__TASK DIRECTIONS__
Report the count of lines that carry the string "Utlandsfödda", and add nothing.

__DATA ROWS__
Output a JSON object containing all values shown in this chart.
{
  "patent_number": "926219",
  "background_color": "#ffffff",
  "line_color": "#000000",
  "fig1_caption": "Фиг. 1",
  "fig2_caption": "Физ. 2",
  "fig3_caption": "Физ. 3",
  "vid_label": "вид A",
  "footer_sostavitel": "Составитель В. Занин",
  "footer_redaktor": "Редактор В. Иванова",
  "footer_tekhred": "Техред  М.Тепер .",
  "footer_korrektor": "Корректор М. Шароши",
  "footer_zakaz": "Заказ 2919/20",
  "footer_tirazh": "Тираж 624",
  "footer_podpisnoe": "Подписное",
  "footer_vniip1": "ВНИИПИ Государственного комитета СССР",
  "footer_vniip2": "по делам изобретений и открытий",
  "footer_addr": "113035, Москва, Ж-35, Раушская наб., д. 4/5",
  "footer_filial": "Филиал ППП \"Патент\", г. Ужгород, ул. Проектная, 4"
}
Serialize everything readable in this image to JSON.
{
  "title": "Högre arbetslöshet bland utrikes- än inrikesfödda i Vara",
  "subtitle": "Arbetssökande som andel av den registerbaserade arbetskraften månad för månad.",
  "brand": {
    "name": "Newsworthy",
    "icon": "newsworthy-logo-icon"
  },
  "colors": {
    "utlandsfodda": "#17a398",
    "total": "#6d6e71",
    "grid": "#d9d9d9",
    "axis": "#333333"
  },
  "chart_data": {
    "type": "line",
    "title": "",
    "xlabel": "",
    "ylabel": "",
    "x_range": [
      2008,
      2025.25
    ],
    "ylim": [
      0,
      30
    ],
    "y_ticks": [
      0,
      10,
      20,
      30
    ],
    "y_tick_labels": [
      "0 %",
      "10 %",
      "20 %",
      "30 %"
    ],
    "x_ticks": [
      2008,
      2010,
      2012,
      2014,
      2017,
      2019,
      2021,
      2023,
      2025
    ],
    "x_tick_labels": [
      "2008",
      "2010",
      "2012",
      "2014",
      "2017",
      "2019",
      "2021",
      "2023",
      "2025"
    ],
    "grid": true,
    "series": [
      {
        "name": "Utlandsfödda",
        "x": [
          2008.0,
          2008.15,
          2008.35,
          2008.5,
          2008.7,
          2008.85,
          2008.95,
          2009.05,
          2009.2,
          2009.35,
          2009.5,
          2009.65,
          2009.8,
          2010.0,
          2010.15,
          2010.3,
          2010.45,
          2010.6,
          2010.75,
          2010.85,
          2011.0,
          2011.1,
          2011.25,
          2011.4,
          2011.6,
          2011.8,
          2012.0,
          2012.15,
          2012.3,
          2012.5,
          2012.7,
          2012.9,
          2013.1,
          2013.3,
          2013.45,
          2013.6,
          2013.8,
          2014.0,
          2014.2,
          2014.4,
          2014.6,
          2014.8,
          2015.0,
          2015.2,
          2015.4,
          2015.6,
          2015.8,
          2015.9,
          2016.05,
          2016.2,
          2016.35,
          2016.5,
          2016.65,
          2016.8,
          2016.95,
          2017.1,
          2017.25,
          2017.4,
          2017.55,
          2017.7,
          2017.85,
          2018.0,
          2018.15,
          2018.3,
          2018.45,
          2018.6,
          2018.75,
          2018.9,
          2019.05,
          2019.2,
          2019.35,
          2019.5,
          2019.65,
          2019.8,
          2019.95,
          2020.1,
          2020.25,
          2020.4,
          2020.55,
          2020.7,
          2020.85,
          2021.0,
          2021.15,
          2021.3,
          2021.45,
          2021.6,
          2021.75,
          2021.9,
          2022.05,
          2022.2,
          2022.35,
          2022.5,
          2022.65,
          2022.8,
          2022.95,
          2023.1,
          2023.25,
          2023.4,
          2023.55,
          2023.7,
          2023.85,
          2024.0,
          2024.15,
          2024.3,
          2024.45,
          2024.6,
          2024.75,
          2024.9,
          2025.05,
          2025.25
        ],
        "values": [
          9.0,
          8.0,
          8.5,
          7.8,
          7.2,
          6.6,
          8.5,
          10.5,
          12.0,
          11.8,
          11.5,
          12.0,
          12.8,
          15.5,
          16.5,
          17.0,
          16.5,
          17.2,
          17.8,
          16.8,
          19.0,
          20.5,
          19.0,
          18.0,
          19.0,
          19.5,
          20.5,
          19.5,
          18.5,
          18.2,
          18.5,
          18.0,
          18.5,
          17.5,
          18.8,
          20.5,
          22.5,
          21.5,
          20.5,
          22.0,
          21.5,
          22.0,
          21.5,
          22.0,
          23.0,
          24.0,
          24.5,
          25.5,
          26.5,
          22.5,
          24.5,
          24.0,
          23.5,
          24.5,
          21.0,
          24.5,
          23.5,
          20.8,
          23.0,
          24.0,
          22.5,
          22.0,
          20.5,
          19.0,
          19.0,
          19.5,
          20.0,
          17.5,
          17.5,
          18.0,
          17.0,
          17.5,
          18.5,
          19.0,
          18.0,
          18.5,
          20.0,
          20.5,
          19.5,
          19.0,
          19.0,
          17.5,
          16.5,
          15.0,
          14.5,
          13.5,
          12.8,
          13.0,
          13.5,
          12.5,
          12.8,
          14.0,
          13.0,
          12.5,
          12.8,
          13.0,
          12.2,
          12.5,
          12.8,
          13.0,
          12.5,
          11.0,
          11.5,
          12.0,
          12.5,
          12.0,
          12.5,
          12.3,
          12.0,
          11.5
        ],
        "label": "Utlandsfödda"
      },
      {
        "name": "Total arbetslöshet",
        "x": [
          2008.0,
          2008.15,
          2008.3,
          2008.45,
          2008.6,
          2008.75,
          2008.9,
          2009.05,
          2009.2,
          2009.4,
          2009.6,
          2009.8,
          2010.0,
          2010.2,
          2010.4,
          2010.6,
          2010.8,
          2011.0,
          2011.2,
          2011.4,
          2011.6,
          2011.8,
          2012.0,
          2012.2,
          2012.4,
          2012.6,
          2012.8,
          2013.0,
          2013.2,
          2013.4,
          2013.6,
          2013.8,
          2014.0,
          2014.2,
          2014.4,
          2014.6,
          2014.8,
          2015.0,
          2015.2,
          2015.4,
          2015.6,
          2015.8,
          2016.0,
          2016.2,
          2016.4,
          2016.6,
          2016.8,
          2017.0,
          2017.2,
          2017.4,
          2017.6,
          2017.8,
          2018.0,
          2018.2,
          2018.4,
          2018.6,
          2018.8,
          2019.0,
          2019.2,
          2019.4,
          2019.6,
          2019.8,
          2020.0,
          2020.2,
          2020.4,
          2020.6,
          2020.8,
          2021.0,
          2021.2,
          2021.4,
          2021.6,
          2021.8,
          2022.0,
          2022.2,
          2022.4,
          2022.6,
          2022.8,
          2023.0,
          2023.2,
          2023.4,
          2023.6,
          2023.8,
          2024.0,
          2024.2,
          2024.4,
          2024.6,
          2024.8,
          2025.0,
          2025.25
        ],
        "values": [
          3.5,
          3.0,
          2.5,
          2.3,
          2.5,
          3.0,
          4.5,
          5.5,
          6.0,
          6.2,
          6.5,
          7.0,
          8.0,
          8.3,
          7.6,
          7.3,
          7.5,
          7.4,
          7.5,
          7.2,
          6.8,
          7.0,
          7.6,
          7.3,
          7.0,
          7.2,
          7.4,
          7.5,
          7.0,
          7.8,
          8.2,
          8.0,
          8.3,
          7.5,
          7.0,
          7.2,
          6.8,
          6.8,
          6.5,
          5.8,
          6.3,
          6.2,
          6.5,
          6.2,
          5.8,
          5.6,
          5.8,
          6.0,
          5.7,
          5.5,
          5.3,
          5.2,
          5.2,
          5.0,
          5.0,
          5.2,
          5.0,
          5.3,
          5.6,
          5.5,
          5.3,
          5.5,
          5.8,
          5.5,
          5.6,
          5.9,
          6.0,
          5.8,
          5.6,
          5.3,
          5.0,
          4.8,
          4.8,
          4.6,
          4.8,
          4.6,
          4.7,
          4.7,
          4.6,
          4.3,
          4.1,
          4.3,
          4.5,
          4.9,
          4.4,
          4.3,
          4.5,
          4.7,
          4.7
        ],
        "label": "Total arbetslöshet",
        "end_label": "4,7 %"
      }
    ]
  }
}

__FINISHED ANSWER__
2